→ **Supplied passage**

Observation data (J2000 epoch)
- Constellation: Eridanus
- Right ascension: 02^{h} 54^{m} 33.542^{s}
- Declination: −10° 01′ 42.60″
- Redshift: 0.005007
- Heliocentric radial velocity: 1150 km/s
- Distance: 59.47 ± 4.18 Mly (18.233 ± 1.283 Mpc)
- Apparent magnitude (V): 12.25
- Apparent magnitude (B): 12.84
- Absolute magnitude (V): −19.05

Characteristics
- Type: IBm pec
- Apparent size (V): 1.7′ × 0.9′
- Notable features: Wolf–Rayet galaxy

Other designations
- Markarian 1063, VV 482, MCG-02-08-019, PGC 10966

= NGC 1140 =

Irregular galaxy in Eridanus

NGC 1140 is an irregular galaxy in the southern constellation of Eridanus. Estimates made using the Tully–Fisher method put the galaxy at about 59 million light years (18 megaparsecs). It was discovered on 22 November 1786 by William Herschel, and was described as "pretty bright, small, round, stellar" by John Louis Emil Dreyer, the compiler of the New General Catalogue.

→ **Records supplied**
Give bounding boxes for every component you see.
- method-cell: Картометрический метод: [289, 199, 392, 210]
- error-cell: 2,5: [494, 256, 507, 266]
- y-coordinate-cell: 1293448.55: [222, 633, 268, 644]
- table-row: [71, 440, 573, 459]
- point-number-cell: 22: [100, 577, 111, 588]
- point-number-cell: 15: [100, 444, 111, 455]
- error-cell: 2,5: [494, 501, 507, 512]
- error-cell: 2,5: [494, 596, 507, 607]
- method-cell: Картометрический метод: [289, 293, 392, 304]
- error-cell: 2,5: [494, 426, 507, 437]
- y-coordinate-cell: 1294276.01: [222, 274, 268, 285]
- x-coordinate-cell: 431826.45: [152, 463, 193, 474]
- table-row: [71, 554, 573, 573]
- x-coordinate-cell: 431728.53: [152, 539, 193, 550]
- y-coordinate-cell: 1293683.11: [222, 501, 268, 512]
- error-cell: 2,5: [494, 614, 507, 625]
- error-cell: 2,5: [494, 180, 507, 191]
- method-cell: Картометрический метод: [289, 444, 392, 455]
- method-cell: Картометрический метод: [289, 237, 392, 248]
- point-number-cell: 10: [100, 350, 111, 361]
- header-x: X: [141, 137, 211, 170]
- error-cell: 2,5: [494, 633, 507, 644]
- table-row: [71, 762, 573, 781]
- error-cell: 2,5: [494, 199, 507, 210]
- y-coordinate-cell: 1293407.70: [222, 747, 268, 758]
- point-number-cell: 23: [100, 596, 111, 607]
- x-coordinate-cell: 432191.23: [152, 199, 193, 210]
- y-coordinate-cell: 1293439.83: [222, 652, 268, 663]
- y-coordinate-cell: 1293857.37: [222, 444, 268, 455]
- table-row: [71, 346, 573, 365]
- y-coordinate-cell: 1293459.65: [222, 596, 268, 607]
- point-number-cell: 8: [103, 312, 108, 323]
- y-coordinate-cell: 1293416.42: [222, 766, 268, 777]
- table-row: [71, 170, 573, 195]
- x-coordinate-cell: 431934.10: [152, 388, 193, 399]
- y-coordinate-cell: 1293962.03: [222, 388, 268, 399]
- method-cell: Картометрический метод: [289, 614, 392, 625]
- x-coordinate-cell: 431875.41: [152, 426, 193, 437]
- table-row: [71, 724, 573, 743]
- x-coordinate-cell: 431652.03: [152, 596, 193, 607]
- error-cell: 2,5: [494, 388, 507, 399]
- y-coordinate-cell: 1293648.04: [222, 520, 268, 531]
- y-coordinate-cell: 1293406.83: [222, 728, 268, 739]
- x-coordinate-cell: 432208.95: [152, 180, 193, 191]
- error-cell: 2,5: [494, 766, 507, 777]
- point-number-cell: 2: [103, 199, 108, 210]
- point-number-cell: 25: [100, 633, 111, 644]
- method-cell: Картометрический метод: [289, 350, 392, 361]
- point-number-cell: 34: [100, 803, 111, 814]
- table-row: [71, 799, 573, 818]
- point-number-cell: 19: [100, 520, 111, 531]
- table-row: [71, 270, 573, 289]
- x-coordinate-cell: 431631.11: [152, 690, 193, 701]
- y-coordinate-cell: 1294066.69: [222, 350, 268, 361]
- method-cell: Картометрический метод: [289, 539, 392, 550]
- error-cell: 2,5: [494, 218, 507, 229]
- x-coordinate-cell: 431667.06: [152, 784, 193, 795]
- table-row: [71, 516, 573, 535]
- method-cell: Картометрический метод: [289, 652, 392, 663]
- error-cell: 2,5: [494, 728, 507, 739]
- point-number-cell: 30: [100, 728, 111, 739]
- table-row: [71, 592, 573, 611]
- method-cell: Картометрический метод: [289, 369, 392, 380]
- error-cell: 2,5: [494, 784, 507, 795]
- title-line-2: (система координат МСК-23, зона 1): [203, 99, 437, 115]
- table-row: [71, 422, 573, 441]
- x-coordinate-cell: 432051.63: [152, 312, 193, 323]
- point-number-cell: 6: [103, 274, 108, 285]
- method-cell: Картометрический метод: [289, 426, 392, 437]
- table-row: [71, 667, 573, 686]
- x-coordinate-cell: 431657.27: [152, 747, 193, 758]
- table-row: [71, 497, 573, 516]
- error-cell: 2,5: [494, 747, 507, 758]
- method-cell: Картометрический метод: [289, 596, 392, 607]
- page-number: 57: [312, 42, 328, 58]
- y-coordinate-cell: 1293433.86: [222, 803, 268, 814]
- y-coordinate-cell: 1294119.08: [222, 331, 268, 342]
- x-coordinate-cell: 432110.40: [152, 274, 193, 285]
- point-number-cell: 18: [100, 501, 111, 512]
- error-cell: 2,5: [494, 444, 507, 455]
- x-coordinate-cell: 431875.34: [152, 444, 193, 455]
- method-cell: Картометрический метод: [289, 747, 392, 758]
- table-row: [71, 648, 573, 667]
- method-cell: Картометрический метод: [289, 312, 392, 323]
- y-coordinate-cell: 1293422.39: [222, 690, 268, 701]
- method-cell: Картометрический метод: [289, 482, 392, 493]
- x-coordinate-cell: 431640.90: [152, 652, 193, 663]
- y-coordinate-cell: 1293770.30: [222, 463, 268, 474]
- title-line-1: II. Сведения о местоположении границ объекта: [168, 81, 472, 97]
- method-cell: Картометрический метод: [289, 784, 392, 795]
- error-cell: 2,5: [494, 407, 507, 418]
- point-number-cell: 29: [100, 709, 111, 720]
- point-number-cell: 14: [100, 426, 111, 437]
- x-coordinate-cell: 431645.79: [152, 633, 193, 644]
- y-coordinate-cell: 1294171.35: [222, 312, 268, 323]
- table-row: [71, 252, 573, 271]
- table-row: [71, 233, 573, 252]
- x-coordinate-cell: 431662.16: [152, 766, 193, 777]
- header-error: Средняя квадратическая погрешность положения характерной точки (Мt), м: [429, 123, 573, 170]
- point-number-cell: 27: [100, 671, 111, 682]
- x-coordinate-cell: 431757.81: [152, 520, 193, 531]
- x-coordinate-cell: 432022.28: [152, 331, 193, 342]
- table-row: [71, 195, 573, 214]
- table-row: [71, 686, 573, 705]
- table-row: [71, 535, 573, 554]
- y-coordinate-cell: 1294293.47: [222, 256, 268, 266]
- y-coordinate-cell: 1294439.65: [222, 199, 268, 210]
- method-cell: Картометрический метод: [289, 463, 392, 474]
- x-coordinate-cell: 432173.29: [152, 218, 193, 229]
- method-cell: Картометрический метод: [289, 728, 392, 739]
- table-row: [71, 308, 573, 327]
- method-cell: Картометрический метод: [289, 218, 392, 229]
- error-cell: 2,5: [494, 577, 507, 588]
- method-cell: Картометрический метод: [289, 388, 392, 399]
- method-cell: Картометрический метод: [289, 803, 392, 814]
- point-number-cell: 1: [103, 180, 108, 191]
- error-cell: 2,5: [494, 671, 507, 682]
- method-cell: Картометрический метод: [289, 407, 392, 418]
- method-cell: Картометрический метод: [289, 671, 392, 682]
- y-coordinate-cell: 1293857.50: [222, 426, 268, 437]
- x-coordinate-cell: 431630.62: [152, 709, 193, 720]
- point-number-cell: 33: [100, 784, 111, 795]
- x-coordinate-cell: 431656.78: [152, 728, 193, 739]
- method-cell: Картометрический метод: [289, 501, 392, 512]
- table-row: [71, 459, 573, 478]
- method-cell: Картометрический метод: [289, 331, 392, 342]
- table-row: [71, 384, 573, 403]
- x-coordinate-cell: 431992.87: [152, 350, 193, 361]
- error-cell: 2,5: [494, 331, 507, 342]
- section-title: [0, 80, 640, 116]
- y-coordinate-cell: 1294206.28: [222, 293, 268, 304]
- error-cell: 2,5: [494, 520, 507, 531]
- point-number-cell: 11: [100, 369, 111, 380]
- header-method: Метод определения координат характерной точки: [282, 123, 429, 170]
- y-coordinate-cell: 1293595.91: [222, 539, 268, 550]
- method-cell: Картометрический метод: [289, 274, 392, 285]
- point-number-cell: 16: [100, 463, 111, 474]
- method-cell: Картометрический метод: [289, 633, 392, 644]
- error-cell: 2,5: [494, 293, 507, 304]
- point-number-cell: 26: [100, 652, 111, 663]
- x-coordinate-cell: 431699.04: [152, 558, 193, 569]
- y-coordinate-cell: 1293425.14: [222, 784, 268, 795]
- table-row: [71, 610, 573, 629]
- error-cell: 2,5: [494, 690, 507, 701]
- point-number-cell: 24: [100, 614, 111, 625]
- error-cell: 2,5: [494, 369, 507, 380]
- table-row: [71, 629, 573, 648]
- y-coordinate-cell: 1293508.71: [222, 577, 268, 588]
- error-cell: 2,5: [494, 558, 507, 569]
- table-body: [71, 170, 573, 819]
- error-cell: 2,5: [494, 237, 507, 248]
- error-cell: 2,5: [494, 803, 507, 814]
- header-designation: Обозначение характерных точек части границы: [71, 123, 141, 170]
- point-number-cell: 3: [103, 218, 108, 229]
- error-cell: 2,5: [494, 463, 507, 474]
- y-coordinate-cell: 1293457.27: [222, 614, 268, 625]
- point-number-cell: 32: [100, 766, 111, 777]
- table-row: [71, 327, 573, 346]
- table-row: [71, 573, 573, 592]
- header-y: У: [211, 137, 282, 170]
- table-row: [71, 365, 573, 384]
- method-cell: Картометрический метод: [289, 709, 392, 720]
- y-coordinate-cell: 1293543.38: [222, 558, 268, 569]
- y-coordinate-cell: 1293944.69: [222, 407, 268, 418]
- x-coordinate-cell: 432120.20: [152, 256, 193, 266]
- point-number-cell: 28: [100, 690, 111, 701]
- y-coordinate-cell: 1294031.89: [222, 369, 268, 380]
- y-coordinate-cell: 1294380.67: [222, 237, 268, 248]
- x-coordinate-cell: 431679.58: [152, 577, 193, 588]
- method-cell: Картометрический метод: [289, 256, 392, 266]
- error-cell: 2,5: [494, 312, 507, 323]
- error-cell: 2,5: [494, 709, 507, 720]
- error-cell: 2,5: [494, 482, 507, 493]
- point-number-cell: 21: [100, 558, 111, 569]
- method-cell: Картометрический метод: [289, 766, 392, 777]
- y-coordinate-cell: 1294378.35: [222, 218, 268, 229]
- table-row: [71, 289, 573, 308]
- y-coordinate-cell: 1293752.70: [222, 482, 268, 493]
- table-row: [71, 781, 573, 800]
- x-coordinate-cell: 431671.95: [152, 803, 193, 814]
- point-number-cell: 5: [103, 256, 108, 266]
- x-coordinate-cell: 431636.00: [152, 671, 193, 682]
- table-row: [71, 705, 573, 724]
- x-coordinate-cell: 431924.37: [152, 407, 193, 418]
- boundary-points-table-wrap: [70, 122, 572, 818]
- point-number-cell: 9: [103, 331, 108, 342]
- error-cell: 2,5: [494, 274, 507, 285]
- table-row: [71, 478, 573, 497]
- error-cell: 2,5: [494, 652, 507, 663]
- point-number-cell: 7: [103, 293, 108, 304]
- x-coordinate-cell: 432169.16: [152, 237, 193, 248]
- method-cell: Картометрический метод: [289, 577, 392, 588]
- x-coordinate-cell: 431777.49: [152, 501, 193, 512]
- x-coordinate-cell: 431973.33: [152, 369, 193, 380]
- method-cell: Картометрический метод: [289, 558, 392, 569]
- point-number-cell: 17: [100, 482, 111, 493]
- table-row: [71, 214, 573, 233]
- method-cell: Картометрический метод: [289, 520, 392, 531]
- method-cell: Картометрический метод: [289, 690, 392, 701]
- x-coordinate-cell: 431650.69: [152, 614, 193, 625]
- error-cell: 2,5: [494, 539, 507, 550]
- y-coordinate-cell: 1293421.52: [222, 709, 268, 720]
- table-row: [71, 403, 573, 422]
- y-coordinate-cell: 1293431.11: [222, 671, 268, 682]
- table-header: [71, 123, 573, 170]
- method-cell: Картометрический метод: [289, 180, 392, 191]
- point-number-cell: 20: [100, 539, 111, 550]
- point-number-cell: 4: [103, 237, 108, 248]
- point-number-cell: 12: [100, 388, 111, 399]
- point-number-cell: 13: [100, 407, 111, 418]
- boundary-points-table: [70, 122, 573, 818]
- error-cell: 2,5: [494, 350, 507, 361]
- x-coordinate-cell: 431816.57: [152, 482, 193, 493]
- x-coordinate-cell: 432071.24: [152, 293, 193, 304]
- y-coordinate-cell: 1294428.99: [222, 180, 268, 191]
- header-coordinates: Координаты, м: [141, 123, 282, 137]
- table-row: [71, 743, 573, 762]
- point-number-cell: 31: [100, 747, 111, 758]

→ **Exercise details**
According to the NGC 1140 text, who discovered the galaxy and on what date?

→ **Task answer**
William Herschel discovered it on 22 November 1786.